### The problem
Every entry that follows needs to be repeated exactly.
>> BEGIN
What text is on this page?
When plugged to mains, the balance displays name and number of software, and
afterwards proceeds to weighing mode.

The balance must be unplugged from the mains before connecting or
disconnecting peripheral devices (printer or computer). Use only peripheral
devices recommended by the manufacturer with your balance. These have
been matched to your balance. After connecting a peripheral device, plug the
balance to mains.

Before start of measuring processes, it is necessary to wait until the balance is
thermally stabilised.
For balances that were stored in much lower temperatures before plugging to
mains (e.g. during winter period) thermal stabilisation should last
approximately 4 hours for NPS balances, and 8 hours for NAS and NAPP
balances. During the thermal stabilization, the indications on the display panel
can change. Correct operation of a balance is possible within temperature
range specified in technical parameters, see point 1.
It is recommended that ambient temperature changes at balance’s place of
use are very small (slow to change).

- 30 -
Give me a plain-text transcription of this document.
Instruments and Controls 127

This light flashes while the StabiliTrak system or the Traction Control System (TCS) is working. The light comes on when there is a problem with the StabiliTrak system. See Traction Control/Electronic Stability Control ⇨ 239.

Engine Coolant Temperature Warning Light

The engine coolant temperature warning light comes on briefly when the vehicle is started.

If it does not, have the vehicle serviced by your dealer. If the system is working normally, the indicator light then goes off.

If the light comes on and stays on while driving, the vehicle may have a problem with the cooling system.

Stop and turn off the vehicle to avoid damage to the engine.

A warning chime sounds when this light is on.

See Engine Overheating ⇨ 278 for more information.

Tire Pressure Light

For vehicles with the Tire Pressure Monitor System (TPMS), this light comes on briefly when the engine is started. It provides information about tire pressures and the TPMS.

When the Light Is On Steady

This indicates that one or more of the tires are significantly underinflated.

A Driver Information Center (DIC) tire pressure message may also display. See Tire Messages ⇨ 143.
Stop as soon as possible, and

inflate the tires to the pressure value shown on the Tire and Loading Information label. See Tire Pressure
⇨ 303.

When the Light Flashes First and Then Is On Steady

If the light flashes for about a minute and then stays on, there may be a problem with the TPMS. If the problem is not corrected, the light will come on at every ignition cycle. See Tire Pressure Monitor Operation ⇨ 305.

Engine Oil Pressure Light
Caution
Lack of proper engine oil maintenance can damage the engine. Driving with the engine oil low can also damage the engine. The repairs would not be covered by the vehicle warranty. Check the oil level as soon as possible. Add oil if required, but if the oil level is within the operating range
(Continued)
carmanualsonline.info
>> END
### Answer to this task
What text is on this page?
When plugged to mains, the balance displays name and number of software, and
afterwards proceeds to weighing mode.

The balance must be unplugged from the mains before connecting or
disconnecting peripheral devices (printer or computer). Use only peripheral
devices recommended by the manufacturer with your balance. These have
been matched to your balance. After connecting a peripheral device, plug the
balance to mains.

Before start of measuring processes, it is necessary to wait until the balance is
thermally stabilised.
For balances that were stored in much lower temperatures before plugging to
mains (e.g. during winter period) thermal stabilisation should last
approximately 4 hours for NPS balances, and 8 hours for NAS and NAPP
balances. During the thermal stabilization, the indications on the display panel
can change. Correct operation of a balance is possible within temperature
range specified in technical parameters, see point 1.
It is recommended that ambient temperature changes at balance’s place of
use are very small (slow to change).

- 30 -
Give me a plain-text transcription of this document.
Instruments and Controls 127

This light flashes while the StabiliTrak system or the Traction Control System (TCS) is working. The light comes on when there is a problem with the StabiliTrak system. See Traction Control/Electronic Stability Control ⇨ 239.

Engine Coolant Temperature Warning Light

The engine coolant temperature warning light comes on briefly when the vehicle is started.

If it does not, have the vehicle serviced by your dealer. If the system is working normally, the indicator light then goes off.

If the light comes on and stays on while driving, the vehicle may have a problem with the cooling system.

Stop and turn off the vehicle to avoid damage to the engine.

A warning chime sounds when this light is on.

See Engine Overheating ⇨ 278 for more information.

Tire Pressure Light

For vehicles with the Tire Pressure Monitor System (TPMS), this light comes on briefly when the engine is started. It provides information about tire pressures and the TPMS.

When the Light Is On Steady

This indicates that one or more of the tires are significantly underinflated.

A Driver Information Center (DIC) tire pressure message may also display. See Tire Messages ⇨ 143.
Stop as soon as possible, and

inflate the tires to the pressure value shown on the Tire and Loading Information label. See Tire Pressure
⇨ 303.

When the Light Flashes First and Then Is On Steady

If the light flashes for about a minute and then stays on, there may be a problem with the TPMS. If the problem is not corrected, the light will come on at every ignition cycle. See Tire Pressure Monitor Operation ⇨ 305.

Engine Oil Pressure Light
Caution
Lack of proper engine oil maintenance can damage the engine. Driving with the engine oil low can also damage the engine. The repairs would not be covered by the vehicle warranty. Check the oil level as soon as possible. Add oil if required, but if the oil level is within the operating range
(Continued)
carmanualsonline.info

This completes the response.